▸ **STATED GOAL**
Extract all of the data and reproduce it precisely.

>> Begin MATERIAL PROVIDED

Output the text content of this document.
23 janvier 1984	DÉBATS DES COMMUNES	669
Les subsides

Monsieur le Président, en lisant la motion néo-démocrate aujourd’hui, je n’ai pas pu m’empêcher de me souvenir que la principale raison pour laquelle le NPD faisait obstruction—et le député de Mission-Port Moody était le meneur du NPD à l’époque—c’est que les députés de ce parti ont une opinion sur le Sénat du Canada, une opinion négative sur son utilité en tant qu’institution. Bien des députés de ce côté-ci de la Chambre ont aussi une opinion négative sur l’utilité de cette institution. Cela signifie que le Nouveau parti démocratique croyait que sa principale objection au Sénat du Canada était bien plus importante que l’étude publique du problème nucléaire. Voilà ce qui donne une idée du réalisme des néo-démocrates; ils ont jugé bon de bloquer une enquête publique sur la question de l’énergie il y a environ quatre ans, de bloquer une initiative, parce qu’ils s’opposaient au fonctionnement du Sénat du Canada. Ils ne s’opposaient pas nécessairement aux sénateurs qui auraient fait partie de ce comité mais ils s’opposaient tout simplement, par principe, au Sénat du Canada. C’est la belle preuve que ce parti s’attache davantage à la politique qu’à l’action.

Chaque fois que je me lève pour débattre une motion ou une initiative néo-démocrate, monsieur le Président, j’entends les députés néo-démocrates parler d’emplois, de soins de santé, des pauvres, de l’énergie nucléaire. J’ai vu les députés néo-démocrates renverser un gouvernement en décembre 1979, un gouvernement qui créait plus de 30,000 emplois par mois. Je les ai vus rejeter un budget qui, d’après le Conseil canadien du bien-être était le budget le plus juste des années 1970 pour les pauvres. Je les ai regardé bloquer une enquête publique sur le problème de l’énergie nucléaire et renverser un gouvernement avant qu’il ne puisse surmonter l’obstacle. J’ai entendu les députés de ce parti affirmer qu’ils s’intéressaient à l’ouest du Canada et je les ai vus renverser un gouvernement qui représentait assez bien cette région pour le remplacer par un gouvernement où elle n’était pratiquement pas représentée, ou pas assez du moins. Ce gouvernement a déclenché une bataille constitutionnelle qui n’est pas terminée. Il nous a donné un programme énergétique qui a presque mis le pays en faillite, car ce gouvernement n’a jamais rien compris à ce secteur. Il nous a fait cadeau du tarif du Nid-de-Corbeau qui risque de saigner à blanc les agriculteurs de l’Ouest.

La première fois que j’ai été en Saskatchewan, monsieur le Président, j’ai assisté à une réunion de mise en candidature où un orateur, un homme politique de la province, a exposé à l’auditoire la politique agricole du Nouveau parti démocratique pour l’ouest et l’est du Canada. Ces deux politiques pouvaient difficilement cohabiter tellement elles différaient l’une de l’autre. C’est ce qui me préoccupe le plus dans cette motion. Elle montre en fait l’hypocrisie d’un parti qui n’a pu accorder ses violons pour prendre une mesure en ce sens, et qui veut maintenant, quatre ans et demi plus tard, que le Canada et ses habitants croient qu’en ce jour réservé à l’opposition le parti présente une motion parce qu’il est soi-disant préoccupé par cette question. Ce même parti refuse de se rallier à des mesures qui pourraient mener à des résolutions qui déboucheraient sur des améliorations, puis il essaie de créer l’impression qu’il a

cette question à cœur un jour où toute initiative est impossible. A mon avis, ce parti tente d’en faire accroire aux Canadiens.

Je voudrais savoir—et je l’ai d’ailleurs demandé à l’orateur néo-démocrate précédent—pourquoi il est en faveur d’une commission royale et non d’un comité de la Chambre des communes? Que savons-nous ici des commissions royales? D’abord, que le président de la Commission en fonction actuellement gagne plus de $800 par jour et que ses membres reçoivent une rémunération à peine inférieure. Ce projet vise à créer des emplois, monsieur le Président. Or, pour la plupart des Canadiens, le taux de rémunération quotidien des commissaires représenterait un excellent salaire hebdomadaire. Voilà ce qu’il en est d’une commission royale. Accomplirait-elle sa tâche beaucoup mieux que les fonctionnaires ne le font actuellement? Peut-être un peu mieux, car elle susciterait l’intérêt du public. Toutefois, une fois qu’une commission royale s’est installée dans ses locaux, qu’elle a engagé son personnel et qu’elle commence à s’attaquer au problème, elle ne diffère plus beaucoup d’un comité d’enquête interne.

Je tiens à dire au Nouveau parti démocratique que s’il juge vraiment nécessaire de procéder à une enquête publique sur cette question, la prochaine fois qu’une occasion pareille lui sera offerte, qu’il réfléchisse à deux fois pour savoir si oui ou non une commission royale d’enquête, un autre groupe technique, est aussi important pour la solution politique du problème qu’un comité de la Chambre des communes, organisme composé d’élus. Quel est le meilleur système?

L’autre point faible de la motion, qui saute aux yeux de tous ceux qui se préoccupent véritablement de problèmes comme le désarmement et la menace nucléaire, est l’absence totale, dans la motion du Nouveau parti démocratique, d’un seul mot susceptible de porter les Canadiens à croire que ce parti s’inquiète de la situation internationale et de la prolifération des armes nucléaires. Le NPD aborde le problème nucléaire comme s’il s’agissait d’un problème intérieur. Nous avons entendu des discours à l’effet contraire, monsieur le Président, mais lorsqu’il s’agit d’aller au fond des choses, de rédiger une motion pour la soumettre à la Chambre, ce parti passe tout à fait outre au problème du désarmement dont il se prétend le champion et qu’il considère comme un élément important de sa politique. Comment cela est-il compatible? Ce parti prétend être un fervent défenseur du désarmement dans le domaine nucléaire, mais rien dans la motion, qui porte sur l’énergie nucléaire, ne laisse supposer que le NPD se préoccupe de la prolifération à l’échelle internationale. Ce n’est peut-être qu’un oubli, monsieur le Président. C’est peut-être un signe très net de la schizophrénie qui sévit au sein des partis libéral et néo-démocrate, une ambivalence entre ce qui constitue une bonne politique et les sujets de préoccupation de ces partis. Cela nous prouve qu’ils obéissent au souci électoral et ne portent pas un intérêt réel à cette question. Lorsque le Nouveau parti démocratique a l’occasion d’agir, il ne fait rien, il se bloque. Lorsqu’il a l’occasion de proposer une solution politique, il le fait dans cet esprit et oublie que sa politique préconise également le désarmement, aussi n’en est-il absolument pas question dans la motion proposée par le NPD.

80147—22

>> End MATERIAL PROVIDED

▸ **FULL OUTPUT**
Output the text content of this document.
23 janvier 1984	DÉBATS DES COMMUNES	669
Les subsides

Monsieur le Président, en lisant la motion néo-démocrate aujourd’hui, je n’ai pas pu m’empêcher de me souvenir que la principale raison pour laquelle le NPD faisait obstruction—et le député de Mission-Port Moody était le meneur du NPD à l’époque—c’est que les députés de ce parti ont une opinion sur le Sénat du Canada, une opinion négative sur son utilité en tant qu’institution. Bien des députés de ce côté-ci de la Chambre ont aussi une opinion négative sur l’utilité de cette institution. Cela signifie que le Nouveau parti démocratique croyait que sa principale objection au Sénat du Canada était bien plus importante que l’étude publique du problème nucléaire. Voilà ce qui donne une idée du réalisme des néo-démocrates; ils ont jugé bon de bloquer une enquête publique sur la question de l’énergie il y a environ quatre ans, de bloquer une initiative, parce qu’ils s’opposaient au fonctionnement du Sénat du Canada. Ils ne s’opposaient pas nécessairement aux sénateurs qui auraient fait partie de ce comité mais ils s’opposaient tout simplement, par principe, au Sénat du Canada. C’est la belle preuve que ce parti s’attache davantage à la politique qu’à l’action.

Chaque fois que je me lève pour débattre une motion ou une initiative néo-démocrate, monsieur le Président, j’entends les députés néo-démocrates parler d’emplois, de soins de santé, des pauvres, de l’énergie nucléaire. J’ai vu les députés néo-démocrates renverser un gouvernement en décembre 1979, un gouvernement qui créait plus de 30,000 emplois par mois. Je les ai vus rejeter un budget qui, d’après le Conseil canadien du bien-être était le budget le plus juste des années 1970 pour les pauvres. Je les ai regardé bloquer une enquête publique sur le problème de l’énergie nucléaire et renverser un gouvernement avant qu’il ne puisse surmonter l’obstacle. J’ai entendu les députés de ce parti affirmer qu’ils s’intéressaient à l’ouest du Canada et je les ai vus renverser un gouvernement qui représentait assez bien cette région pour le remplacer par un gouvernement où elle n’était pratiquement pas représentée, ou pas assez du moins. Ce gouvernement a déclenché une bataille constitutionnelle qui n’est pas terminée. Il nous a donné un programme énergétique qui a presque mis le pays en faillite, car ce gouvernement n’a jamais rien compris à ce secteur. Il nous a fait cadeau du tarif du Nid-de-Corbeau qui risque de saigner à blanc les agriculteurs de l’Ouest.

La première fois que j’ai été en Saskatchewan, monsieur le Président, j’ai assisté à une réunion de mise en candidature où un orateur, un homme politique de la province, a exposé à l’auditoire la politique agricole du Nouveau parti démocratique pour l’ouest et l’est du Canada. Ces deux politiques pouvaient difficilement cohabiter tellement elles différaient l’une de l’autre. C’est ce qui me préoccupe le plus dans cette motion. Elle montre en fait l’hypocrisie d’un parti qui n’a pu accorder ses violons pour prendre une mesure en ce sens, et qui veut maintenant, quatre ans et demi plus tard, que le Canada et ses habitants croient qu’en ce jour réservé à l’opposition le parti présente une motion parce qu’il est soi-disant préoccupé par cette question. Ce même parti refuse de se rallier à des mesures qui pourraient mener à des résolutions qui déboucheraient sur des améliorations, puis il essaie de créer l’impression qu’il a

cette question à cœur un jour où toute initiative est impossible. A mon avis, ce parti tente d’en faire accroire aux Canadiens.

Je voudrais savoir—et je l’ai d’ailleurs demandé à l’orateur néo-démocrate précédent—pourquoi il est en faveur d’une commission royale et non d’un comité de la Chambre des communes? Que savons-nous ici des commissions royales? D’abord, que le président de la Commission en fonction actuellement gagne plus de $800 par jour et que ses membres reçoivent une rémunération à peine inférieure. Ce projet vise à créer des emplois, monsieur le Président. Or, pour la plupart des Canadiens, le taux de rémunération quotidien des commissaires représenterait un excellent salaire hebdomadaire. Voilà ce qu’il en est d’une commission royale. Accomplirait-elle sa tâche beaucoup mieux que les fonctionnaires ne le font actuellement? Peut-être un peu mieux, car elle susciterait l’intérêt du public. Toutefois, une fois qu’une commission royale s’est installée dans ses locaux, qu’elle a engagé son personnel et qu’elle commence à s’attaquer au problème, elle ne diffère plus beaucoup d’un comité d’enquête interne.

Je tiens à dire au Nouveau parti démocratique que s’il juge vraiment nécessaire de procéder à une enquête publique sur cette question, la prochaine fois qu’une occasion pareille lui sera offerte, qu’il réfléchisse à deux fois pour savoir si oui ou non une commission royale d’enquête, un autre groupe technique, est aussi important pour la solution politique du problème qu’un comité de la Chambre des communes, organisme composé d’élus. Quel est le meilleur système?

L’autre point faible de la motion, qui saute aux yeux de tous ceux qui se préoccupent véritablement de problèmes comme le désarmement et la menace nucléaire, est l’absence totale, dans la motion du Nouveau parti démocratique, d’un seul mot susceptible de porter les Canadiens à croire que ce parti s’inquiète de la situation internationale et de la prolifération des armes nucléaires. Le NPD aborde le problème nucléaire comme s’il s’agissait d’un problème intérieur. Nous avons entendu des discours à l’effet contraire, monsieur le Président, mais lorsqu’il s’agit d’aller au fond des choses, de rédiger une motion pour la soumettre à la Chambre, ce parti passe tout à fait outre au problème du désarmement dont il se prétend le champion et qu’il considère comme un élément important de sa politique. Comment cela est-il compatible? Ce parti prétend être un fervent défenseur du désarmement dans le domaine nucléaire, mais rien dans la motion, qui porte sur l’énergie nucléaire, ne laisse supposer que le NPD se préoccupe de la prolifération à l’échelle internationale. Ce n’est peut-être qu’un oubli, monsieur le Président. C’est peut-être un signe très net de la schizophrénie qui sévit au sein des partis libéral et néo-démocrate, une ambivalence entre ce qui constitue une bonne politique et les sujets de préoccupation de ces partis. Cela nous prouve qu’ils obéissent au souci électoral et ne portent pas un intérêt réel à cette question. Lorsque le Nouveau parti démocratique a l’occasion d’agir, il ne fait rien, il se bloque. Lorsqu’il a l’occasion de proposer une solution politique, il le fait dans cet esprit et oublie que sa politique préconise également le désarmement, aussi n’en est-il absolument pas question dans la motion proposée par le NPD.

80147—22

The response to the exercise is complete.